Of all the lines in the material, how many include the word "Referência"? Reply with the number alone.
── AVAILABLE RECORDS
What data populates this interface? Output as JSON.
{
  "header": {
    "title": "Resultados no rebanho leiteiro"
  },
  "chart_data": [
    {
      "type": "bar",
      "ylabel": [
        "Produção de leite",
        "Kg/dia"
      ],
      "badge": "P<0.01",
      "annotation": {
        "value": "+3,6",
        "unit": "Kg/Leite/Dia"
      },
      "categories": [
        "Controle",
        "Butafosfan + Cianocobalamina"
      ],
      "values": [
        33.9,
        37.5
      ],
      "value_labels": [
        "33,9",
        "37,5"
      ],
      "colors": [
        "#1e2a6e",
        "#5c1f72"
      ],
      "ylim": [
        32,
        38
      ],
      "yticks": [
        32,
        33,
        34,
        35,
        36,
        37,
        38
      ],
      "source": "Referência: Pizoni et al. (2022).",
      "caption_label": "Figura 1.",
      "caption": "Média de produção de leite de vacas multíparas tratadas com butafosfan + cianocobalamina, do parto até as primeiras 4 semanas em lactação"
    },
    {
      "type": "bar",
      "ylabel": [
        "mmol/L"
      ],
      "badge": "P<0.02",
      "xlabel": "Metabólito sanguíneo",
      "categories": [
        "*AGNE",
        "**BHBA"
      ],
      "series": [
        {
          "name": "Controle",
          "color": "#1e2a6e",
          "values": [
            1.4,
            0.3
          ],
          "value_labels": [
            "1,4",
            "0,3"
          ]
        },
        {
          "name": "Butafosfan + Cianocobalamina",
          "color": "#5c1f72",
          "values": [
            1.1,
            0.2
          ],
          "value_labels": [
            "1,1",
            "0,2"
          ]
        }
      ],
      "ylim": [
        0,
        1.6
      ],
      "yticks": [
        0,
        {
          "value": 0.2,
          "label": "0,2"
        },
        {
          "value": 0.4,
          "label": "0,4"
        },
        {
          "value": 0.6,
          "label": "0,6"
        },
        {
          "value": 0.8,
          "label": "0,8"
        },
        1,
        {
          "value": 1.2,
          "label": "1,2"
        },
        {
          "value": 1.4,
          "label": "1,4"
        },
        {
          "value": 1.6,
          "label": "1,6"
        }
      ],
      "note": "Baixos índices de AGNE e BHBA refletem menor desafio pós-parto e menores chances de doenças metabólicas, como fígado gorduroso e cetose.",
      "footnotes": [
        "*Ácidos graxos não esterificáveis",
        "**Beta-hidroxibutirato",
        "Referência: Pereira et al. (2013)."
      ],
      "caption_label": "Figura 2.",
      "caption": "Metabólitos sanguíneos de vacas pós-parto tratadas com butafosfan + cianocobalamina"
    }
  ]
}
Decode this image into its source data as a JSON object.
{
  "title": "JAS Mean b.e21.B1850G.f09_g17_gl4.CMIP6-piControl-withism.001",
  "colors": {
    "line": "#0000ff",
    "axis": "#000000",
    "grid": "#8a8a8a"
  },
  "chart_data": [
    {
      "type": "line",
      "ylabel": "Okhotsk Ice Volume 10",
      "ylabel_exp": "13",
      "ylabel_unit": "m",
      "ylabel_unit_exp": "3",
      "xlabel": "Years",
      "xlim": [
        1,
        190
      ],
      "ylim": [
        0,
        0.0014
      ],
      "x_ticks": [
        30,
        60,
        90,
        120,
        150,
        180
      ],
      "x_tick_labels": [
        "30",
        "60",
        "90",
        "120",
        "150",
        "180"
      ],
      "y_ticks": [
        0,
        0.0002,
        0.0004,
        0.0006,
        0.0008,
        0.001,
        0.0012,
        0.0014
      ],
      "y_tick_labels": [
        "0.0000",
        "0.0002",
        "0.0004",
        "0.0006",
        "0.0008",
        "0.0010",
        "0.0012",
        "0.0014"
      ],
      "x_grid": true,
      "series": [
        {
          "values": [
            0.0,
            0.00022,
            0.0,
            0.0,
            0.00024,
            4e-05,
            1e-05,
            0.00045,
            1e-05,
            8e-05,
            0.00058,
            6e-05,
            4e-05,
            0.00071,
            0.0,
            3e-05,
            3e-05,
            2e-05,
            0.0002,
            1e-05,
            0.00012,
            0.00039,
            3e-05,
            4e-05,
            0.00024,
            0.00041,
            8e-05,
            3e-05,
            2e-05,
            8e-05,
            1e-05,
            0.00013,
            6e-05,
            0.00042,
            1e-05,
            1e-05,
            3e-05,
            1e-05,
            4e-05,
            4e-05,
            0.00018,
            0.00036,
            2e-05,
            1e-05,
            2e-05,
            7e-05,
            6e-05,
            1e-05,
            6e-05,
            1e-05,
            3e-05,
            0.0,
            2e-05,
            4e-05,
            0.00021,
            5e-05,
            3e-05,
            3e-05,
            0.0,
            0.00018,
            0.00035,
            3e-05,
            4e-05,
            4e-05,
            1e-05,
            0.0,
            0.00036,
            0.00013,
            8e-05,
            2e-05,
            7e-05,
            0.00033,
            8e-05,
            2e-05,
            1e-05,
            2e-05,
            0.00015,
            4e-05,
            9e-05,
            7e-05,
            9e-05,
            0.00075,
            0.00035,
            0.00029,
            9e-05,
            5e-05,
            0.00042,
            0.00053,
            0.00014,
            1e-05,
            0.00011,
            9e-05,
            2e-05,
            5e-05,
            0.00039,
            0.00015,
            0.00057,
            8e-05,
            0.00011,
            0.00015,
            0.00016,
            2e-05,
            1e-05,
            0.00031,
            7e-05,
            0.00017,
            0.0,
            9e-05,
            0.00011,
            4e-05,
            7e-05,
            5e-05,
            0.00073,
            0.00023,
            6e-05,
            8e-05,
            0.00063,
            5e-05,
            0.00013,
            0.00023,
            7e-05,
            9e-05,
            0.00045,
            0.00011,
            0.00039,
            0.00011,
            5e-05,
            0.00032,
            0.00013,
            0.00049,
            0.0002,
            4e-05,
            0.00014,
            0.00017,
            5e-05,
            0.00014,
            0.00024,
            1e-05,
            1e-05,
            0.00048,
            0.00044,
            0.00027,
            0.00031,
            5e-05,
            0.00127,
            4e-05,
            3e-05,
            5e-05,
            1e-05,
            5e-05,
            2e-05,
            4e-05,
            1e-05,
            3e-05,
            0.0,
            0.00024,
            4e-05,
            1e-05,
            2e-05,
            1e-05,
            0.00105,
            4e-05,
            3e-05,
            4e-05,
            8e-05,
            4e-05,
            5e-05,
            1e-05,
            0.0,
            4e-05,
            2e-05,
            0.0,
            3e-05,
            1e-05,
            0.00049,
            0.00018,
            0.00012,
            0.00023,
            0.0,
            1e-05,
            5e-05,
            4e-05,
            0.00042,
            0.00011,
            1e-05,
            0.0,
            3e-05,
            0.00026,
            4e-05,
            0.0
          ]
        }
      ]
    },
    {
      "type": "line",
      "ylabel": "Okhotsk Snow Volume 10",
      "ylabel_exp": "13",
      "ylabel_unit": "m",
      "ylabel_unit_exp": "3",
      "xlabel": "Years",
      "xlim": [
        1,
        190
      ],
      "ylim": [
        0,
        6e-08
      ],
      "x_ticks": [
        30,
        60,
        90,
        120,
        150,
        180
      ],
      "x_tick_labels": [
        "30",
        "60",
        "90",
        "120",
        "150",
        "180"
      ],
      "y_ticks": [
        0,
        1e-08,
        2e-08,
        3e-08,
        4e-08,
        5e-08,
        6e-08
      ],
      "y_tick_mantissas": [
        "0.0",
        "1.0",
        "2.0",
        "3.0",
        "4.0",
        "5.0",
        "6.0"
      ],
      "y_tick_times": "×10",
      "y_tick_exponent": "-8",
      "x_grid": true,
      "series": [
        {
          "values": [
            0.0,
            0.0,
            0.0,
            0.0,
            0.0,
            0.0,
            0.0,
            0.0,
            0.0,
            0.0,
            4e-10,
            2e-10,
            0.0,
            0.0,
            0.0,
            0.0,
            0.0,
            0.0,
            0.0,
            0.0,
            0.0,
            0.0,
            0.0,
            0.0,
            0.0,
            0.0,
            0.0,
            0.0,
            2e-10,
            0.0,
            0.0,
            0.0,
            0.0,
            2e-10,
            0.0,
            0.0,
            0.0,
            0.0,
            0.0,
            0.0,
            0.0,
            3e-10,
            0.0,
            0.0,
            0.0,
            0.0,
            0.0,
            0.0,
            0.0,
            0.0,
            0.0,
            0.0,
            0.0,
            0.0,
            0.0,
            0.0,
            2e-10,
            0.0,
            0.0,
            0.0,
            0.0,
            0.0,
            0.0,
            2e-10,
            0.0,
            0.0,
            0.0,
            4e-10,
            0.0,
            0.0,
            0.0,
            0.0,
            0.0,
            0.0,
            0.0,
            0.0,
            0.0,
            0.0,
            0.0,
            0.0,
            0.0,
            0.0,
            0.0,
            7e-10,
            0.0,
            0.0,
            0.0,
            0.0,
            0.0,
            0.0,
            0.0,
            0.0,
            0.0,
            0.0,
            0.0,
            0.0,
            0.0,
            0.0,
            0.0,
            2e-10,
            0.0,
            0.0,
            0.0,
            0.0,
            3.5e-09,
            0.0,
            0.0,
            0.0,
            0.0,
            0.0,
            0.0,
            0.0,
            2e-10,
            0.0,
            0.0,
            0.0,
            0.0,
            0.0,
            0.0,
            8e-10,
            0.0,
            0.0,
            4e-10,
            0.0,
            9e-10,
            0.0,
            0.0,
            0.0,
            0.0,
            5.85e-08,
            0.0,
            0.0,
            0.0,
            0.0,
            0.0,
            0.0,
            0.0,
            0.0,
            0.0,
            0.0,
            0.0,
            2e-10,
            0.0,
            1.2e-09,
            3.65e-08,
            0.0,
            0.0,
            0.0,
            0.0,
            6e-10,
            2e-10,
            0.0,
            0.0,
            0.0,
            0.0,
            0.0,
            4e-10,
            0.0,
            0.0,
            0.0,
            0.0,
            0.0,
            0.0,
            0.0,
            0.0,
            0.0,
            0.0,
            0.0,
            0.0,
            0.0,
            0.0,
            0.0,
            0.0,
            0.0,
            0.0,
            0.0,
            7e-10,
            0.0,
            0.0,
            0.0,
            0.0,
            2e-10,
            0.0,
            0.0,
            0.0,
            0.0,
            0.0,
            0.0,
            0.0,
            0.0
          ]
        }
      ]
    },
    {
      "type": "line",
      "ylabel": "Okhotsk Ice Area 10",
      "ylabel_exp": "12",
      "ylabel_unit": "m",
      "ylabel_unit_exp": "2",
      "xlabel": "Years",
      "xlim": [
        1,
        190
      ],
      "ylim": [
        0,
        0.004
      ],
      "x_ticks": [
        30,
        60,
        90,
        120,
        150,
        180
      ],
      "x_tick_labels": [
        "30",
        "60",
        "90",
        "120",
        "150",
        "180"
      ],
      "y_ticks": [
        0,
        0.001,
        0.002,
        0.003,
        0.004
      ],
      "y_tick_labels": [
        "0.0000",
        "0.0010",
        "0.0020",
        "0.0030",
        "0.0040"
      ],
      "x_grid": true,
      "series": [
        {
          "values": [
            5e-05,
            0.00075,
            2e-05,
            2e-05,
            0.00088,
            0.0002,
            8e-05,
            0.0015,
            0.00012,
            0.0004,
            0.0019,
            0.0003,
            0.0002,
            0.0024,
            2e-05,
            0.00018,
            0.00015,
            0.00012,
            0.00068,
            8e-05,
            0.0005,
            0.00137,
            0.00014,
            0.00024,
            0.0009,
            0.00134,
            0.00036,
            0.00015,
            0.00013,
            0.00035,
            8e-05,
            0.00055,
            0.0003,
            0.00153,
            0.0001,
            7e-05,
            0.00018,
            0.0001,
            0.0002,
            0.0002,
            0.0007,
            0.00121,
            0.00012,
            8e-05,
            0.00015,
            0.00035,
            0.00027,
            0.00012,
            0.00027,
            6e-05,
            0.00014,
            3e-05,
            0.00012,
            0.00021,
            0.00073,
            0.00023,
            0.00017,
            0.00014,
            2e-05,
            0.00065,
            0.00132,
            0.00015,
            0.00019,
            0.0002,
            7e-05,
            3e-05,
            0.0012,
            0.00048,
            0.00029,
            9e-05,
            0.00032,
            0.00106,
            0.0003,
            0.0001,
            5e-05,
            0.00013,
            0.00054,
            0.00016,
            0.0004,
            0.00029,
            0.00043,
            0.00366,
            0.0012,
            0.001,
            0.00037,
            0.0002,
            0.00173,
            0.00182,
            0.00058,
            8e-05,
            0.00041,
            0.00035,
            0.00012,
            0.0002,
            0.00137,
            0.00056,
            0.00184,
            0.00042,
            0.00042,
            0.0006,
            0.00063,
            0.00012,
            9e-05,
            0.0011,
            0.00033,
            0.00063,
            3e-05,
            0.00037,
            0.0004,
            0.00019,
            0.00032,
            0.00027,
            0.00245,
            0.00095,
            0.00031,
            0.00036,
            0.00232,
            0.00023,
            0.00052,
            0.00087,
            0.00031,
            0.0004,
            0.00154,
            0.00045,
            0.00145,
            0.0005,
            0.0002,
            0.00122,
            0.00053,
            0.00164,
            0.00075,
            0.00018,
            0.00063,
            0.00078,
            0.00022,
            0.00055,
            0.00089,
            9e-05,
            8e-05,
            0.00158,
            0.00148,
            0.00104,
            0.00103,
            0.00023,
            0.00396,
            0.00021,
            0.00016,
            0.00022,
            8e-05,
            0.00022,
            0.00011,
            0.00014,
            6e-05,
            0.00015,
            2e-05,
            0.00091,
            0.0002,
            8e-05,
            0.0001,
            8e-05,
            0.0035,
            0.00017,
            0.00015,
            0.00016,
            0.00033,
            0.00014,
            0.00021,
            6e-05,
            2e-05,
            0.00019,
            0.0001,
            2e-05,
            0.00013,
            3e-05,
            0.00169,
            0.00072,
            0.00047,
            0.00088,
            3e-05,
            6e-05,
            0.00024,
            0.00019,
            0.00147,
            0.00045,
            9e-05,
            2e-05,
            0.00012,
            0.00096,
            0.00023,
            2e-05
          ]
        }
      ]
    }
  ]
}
────
▶ [EXERCISE RESULT]
2